- Exercise instructions:
Return each line containing "content".

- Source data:
[START]

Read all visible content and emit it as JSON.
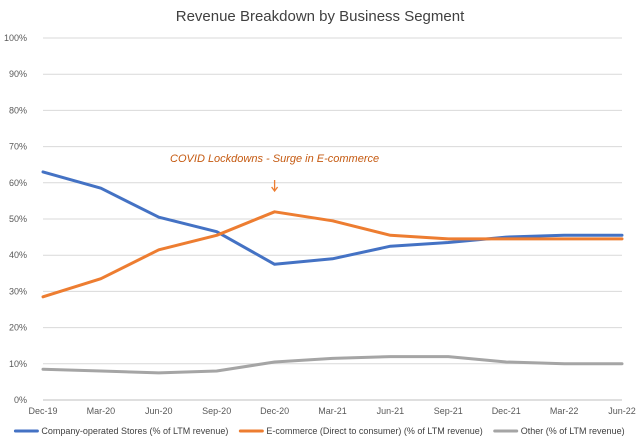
{
  "chart_data": {
    "type": "line",
    "title": "Revenue Breakdown by Business Segment",
    "xlabel": "",
    "ylabel": "",
    "ylim": [
      0,
      100
    ],
    "yticks": [
      "0%",
      "10%",
      "20%",
      "30%",
      "40%",
      "50%",
      "60%",
      "70%",
      "80%",
      "90%",
      "100%"
    ],
    "grid": "horizontal",
    "legend_position": "bottom",
    "categories": [
      "Dec-19",
      "Mar-20",
      "Jun-20",
      "Sep-20",
      "Dec-20",
      "Mar-21",
      "Jun-21",
      "Sep-21",
      "Dec-21",
      "Mar-22",
      "Jun-22"
    ],
    "series": [
      {
        "name": "Company-operated Stores (% of LTM revenue)",
        "color": "#4472C4",
        "values": [
          63,
          58.5,
          50.5,
          46.5,
          37.5,
          39,
          42.5,
          43.5,
          45,
          45.5,
          45.5
        ]
      },
      {
        "name": "E-commerce (Direct to consumer) (% of LTM revenue)",
        "color": "#ED7D31",
        "values": [
          28.5,
          33.5,
          41.5,
          45.5,
          52,
          49.5,
          45.5,
          44.5,
          44.5,
          44.5,
          44.5
        ]
      },
      {
        "name": "Other (% of LTM revenue)",
        "color": "#A5A5A5",
        "values": [
          8.5,
          8,
          7.5,
          8,
          10.5,
          11.5,
          12,
          12,
          10.5,
          10,
          10
        ]
      }
    ],
    "annotation": {
      "text": "COVID Lockdowns - Surge in E-commerce",
      "category": "Dec-20",
      "arrow_color": "#ED7D31"
    }
  }
}
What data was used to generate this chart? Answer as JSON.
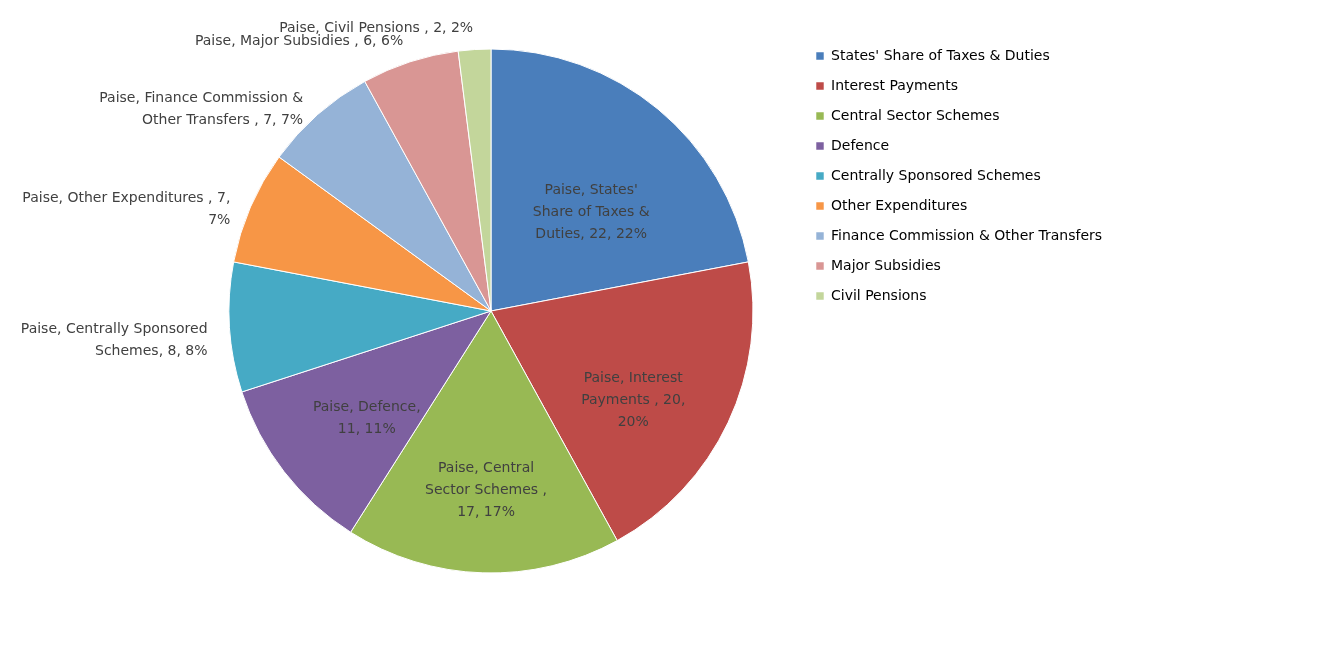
{
  "chart_data": {
    "type": "pie",
    "legend": "right",
    "categories": [
      "States' Share of Taxes & Duties",
      "Interest Payments",
      "Central Sector Schemes",
      "Defence",
      "Centrally Sponsored Schemes",
      "Other Expenditures",
      "Finance Commission & Other Transfers",
      "Major Subsidies",
      "Civil Pensions"
    ],
    "values": [
      22,
      20,
      17,
      11,
      8,
      7,
      7,
      6,
      2
    ],
    "colors": [
      "#4a7ebb",
      "#be4b48",
      "#98b954",
      "#7d60a0",
      "#46aac5",
      "#f79646",
      "#95b3d7",
      "#d99694",
      "#c3d69b"
    ],
    "value_labels": [
      "Paise, States' Share of Taxes & Duties, 22, 22%",
      "Paise, Interest Payments , 20, 20%",
      "Paise, Central Sector Schemes , 17, 17%",
      "Paise, Defence, 11, 11%",
      "Paise, Centrally Sponsored Schemes, 8, 8%",
      "Paise, Other Expenditures , 7, 7%",
      "Paise, Finance Commission & Other Transfers , 7, 7%",
      "Paise, Major Subsidies , 6, 6%",
      "Paise, Civil Pensions , 2, 2%"
    ]
  }
}
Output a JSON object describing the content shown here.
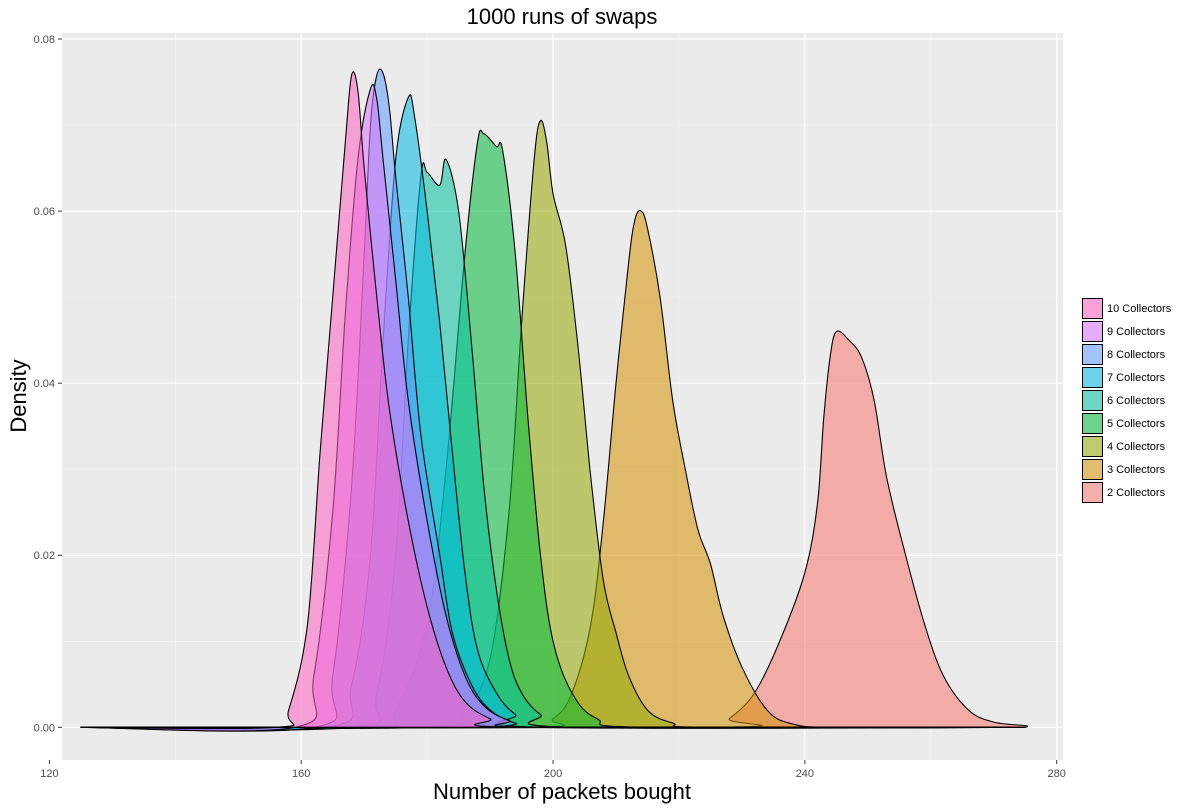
{
  "chart_data": {
    "type": "area",
    "title": "1000 runs of swaps",
    "xlabel": "Number of packets bought",
    "ylabel": "Density",
    "xlim": [
      122,
      281
    ],
    "ylim": [
      -0.0038,
      0.0807
    ],
    "x_ticks": [
      120,
      160,
      200,
      240,
      280
    ],
    "x_tick_labels": [
      "120",
      "160",
      "200",
      "240",
      "280"
    ],
    "y_ticks": [
      0,
      0.02,
      0.04,
      0.06,
      0.08
    ],
    "y_tick_labels": [
      "0.00",
      "0.02",
      "0.04",
      "0.06",
      "0.08"
    ],
    "grid": true,
    "legend_position": "right",
    "series": [
      {
        "name": "2 Collectors",
        "color": "#F8766D",
        "points": [
          [
            125,
            0
          ],
          [
            225,
            0
          ],
          [
            228,
            0.001
          ],
          [
            232,
            0.004
          ],
          [
            236,
            0.01
          ],
          [
            240,
            0.018
          ],
          [
            242,
            0.026
          ],
          [
            243,
            0.036
          ],
          [
            244,
            0.043
          ],
          [
            245,
            0.046
          ],
          [
            247,
            0.045
          ],
          [
            249,
            0.043
          ],
          [
            251,
            0.038
          ],
          [
            253,
            0.029
          ],
          [
            256,
            0.02
          ],
          [
            259,
            0.012
          ],
          [
            262,
            0.006
          ],
          [
            266,
            0.002
          ],
          [
            270,
            0.0006
          ],
          [
            275,
            0.0002
          ],
          [
            275,
            0
          ]
        ]
      },
      {
        "name": "3 Collectors",
        "color": "#D39200",
        "points": [
          [
            125,
            0
          ],
          [
            195,
            0
          ],
          [
            200,
            0.001
          ],
          [
            203,
            0.004
          ],
          [
            206,
            0.012
          ],
          [
            208,
            0.024
          ],
          [
            210,
            0.04
          ],
          [
            212,
            0.054
          ],
          [
            213,
            0.059
          ],
          [
            214,
            0.06
          ],
          [
            215,
            0.058
          ],
          [
            217,
            0.05
          ],
          [
            219,
            0.038
          ],
          [
            221,
            0.03
          ],
          [
            223,
            0.023
          ],
          [
            225,
            0.019
          ],
          [
            227,
            0.013
          ],
          [
            230,
            0.007
          ],
          [
            234,
            0.002
          ],
          [
            238,
            0.0004
          ],
          [
            245,
            0
          ],
          [
            275,
            0
          ]
        ]
      },
      {
        "name": "4 Collectors",
        "color": "#93AA00",
        "points": [
          [
            125,
            0
          ],
          [
            180,
            0
          ],
          [
            186,
            0.002
          ],
          [
            190,
            0.008
          ],
          [
            193,
            0.025
          ],
          [
            195,
            0.047
          ],
          [
            197,
            0.066
          ],
          [
            198,
            0.0705
          ],
          [
            199,
            0.068
          ],
          [
            200,
            0.062
          ],
          [
            202,
            0.056
          ],
          [
            204,
            0.044
          ],
          [
            206,
            0.029
          ],
          [
            208,
            0.017
          ],
          [
            210,
            0.011
          ],
          [
            212,
            0.006
          ],
          [
            215,
            0.002
          ],
          [
            219,
            0.0005
          ],
          [
            225,
            0
          ],
          [
            275,
            0
          ]
        ]
      },
      {
        "name": "5 Collectors",
        "color": "#00BA38",
        "points": [
          [
            125,
            0
          ],
          [
            170,
            0
          ],
          [
            175,
            0.002
          ],
          [
            180,
            0.012
          ],
          [
            183,
            0.03
          ],
          [
            186,
            0.055
          ],
          [
            188,
            0.068
          ],
          [
            189,
            0.069
          ],
          [
            191,
            0.0675
          ],
          [
            192,
            0.067
          ],
          [
            194,
            0.055
          ],
          [
            196,
            0.036
          ],
          [
            198,
            0.02
          ],
          [
            200,
            0.01
          ],
          [
            203,
            0.004
          ],
          [
            207,
            0.001
          ],
          [
            215,
            0
          ],
          [
            275,
            0
          ]
        ]
      },
      {
        "name": "6 Collectors",
        "color": "#00C19F",
        "points": [
          [
            125,
            0
          ],
          [
            168,
            0
          ],
          [
            172,
            0.004
          ],
          [
            175,
            0.02
          ],
          [
            177,
            0.045
          ],
          [
            179,
            0.064
          ],
          [
            180,
            0.0645
          ],
          [
            182,
            0.063
          ],
          [
            183,
            0.066
          ],
          [
            185,
            0.06
          ],
          [
            187,
            0.045
          ],
          [
            189,
            0.028
          ],
          [
            191,
            0.016
          ],
          [
            193,
            0.008
          ],
          [
            195,
            0.004
          ],
          [
            198,
            0.0015
          ],
          [
            203,
            0
          ],
          [
            275,
            0
          ]
        ]
      },
      {
        "name": "7 Collectors",
        "color": "#00B9E3",
        "points": [
          [
            125,
            0
          ],
          [
            164,
            0
          ],
          [
            168,
            0.005
          ],
          [
            171,
            0.02
          ],
          [
            173,
            0.045
          ],
          [
            175,
            0.066
          ],
          [
            177,
            0.0732
          ],
          [
            178,
            0.071
          ],
          [
            180,
            0.06
          ],
          [
            182,
            0.047
          ],
          [
            184,
            0.032
          ],
          [
            186,
            0.018
          ],
          [
            188,
            0.009
          ],
          [
            191,
            0.004
          ],
          [
            194,
            0.0015
          ],
          [
            198,
            0
          ],
          [
            275,
            0
          ]
        ]
      },
      {
        "name": "8 Collectors",
        "color": "#619CFF",
        "points": [
          [
            125,
            0
          ],
          [
            162,
            0
          ],
          [
            165,
            0.006
          ],
          [
            168,
            0.028
          ],
          [
            170,
            0.055
          ],
          [
            171,
            0.07
          ],
          [
            172,
            0.0758
          ],
          [
            173,
            0.076
          ],
          [
            174,
            0.072
          ],
          [
            175,
            0.064
          ],
          [
            177,
            0.05
          ],
          [
            179,
            0.034
          ],
          [
            182,
            0.02
          ],
          [
            184,
            0.011
          ],
          [
            187,
            0.005
          ],
          [
            190,
            0.002
          ],
          [
            194,
            0.0005
          ],
          [
            200,
            0
          ],
          [
            275,
            0
          ]
        ]
      },
      {
        "name": "9 Collectors",
        "color": "#DB72FB",
        "points": [
          [
            125,
            0
          ],
          [
            159,
            0
          ],
          [
            162,
            0.006
          ],
          [
            165,
            0.025
          ],
          [
            167,
            0.048
          ],
          [
            169,
            0.066
          ],
          [
            171,
            0.0742
          ],
          [
            172,
            0.073
          ],
          [
            173,
            0.066
          ],
          [
            175,
            0.052
          ],
          [
            177,
            0.038
          ],
          [
            180,
            0.024
          ],
          [
            183,
            0.013
          ],
          [
            186,
            0.006
          ],
          [
            189,
            0.0025
          ],
          [
            193,
            0.0008
          ],
          [
            198,
            0
          ],
          [
            275,
            0
          ]
        ]
      },
      {
        "name": "10 Collectors",
        "color": "#FF61C3",
        "points": [
          [
            125,
            0
          ],
          [
            156,
            0
          ],
          [
            158,
            0.002
          ],
          [
            161,
            0.012
          ],
          [
            163,
            0.032
          ],
          [
            165,
            0.05
          ],
          [
            167,
            0.068
          ],
          [
            168,
            0.0758
          ],
          [
            169,
            0.074
          ],
          [
            170,
            0.065
          ],
          [
            172,
            0.05
          ],
          [
            174,
            0.037
          ],
          [
            177,
            0.024
          ],
          [
            180,
            0.014
          ],
          [
            183,
            0.007
          ],
          [
            186,
            0.003
          ],
          [
            190,
            0.001
          ],
          [
            195,
            0
          ],
          [
            275,
            0
          ]
        ]
      }
    ],
    "legend_order": [
      "10 Collectors",
      "9 Collectors",
      "8 Collectors",
      "7 Collectors",
      "6 Collectors",
      "5 Collectors",
      "4 Collectors",
      "3 Collectors",
      "2 Collectors"
    ]
  }
}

[END]

- Correct answer:
Read all visible content and emit it as JSON.
Output a JSON object describing the content shown here.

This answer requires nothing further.